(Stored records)
- - -
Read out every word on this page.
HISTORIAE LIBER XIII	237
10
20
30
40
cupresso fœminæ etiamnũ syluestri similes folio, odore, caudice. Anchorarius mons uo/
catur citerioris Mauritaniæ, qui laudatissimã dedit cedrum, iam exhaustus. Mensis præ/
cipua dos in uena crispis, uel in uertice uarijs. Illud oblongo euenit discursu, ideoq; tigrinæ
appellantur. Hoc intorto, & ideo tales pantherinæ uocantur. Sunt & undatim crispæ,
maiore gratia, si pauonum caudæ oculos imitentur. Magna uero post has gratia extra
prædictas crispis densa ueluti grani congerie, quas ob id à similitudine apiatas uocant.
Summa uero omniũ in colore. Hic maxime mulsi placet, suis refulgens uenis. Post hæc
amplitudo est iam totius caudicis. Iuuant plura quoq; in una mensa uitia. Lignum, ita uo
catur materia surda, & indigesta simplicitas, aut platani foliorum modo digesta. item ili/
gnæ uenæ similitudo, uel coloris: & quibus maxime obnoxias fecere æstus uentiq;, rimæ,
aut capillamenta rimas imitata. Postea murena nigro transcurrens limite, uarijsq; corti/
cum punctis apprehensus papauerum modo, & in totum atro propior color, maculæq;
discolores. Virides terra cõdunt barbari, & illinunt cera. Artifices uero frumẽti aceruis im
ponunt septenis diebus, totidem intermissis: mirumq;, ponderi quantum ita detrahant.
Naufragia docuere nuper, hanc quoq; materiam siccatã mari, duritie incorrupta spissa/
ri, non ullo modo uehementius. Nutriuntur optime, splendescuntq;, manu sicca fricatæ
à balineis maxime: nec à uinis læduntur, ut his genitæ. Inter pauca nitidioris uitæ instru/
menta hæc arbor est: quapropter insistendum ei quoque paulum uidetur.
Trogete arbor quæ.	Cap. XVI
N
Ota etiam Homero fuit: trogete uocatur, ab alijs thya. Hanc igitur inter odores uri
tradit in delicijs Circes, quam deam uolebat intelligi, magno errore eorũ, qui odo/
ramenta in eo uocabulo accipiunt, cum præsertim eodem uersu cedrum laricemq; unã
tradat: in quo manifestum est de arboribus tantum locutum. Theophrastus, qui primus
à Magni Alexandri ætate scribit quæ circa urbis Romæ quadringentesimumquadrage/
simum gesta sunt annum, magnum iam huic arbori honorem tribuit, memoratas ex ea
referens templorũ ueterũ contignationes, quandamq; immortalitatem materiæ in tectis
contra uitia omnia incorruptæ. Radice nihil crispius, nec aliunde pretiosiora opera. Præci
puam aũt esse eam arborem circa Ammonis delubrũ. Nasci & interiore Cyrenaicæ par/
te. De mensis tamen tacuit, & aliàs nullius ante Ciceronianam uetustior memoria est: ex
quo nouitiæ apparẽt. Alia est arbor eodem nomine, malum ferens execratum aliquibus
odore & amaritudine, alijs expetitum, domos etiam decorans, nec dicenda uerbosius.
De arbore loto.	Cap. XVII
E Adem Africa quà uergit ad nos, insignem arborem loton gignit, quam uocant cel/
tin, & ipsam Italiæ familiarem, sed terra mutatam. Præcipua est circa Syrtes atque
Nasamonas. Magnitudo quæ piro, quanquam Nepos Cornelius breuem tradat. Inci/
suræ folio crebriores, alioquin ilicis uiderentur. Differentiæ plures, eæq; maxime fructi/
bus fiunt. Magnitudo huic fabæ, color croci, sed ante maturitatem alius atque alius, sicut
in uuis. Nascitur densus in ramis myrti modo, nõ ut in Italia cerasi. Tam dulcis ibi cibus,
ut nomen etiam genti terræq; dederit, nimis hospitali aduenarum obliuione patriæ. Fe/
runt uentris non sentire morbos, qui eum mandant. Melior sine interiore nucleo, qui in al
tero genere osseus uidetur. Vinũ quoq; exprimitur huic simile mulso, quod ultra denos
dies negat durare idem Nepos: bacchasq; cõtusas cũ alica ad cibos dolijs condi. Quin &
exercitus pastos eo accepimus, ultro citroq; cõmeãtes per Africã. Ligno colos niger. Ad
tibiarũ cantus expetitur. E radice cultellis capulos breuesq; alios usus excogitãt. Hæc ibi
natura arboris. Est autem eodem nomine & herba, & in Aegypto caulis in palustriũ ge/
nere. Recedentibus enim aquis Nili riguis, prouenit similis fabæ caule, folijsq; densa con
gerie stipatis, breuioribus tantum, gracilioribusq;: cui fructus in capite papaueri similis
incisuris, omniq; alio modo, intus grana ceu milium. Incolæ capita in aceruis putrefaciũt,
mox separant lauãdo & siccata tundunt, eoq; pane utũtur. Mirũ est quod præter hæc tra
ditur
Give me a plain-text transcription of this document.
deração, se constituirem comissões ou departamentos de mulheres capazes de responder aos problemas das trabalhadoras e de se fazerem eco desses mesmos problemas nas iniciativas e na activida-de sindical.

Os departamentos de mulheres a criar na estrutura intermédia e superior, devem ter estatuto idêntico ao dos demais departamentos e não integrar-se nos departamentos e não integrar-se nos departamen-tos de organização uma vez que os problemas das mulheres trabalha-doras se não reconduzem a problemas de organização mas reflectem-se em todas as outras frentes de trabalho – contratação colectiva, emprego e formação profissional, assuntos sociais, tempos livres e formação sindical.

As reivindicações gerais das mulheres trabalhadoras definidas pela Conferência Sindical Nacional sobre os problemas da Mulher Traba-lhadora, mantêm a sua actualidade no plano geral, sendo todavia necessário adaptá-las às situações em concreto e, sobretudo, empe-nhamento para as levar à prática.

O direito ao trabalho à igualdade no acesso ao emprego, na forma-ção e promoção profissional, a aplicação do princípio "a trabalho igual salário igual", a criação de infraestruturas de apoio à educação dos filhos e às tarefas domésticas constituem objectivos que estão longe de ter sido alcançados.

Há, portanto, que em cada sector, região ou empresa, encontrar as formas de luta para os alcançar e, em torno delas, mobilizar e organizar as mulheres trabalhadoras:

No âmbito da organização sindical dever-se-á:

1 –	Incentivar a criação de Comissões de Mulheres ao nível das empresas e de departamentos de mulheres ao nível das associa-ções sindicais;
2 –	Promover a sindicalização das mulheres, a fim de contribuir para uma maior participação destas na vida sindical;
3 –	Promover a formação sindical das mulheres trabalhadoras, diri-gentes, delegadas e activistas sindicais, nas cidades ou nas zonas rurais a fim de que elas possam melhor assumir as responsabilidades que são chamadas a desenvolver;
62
- - -
Collect each line above holding the string "tantum".

FINAL ANSWER:
tradat: in quo manifestum est de arboribus tantum locutum. Theophrastus, qui primus
gerie stipatis, breuioribus tantum, gracilioribusq;: cui fructus in capite papaueri similis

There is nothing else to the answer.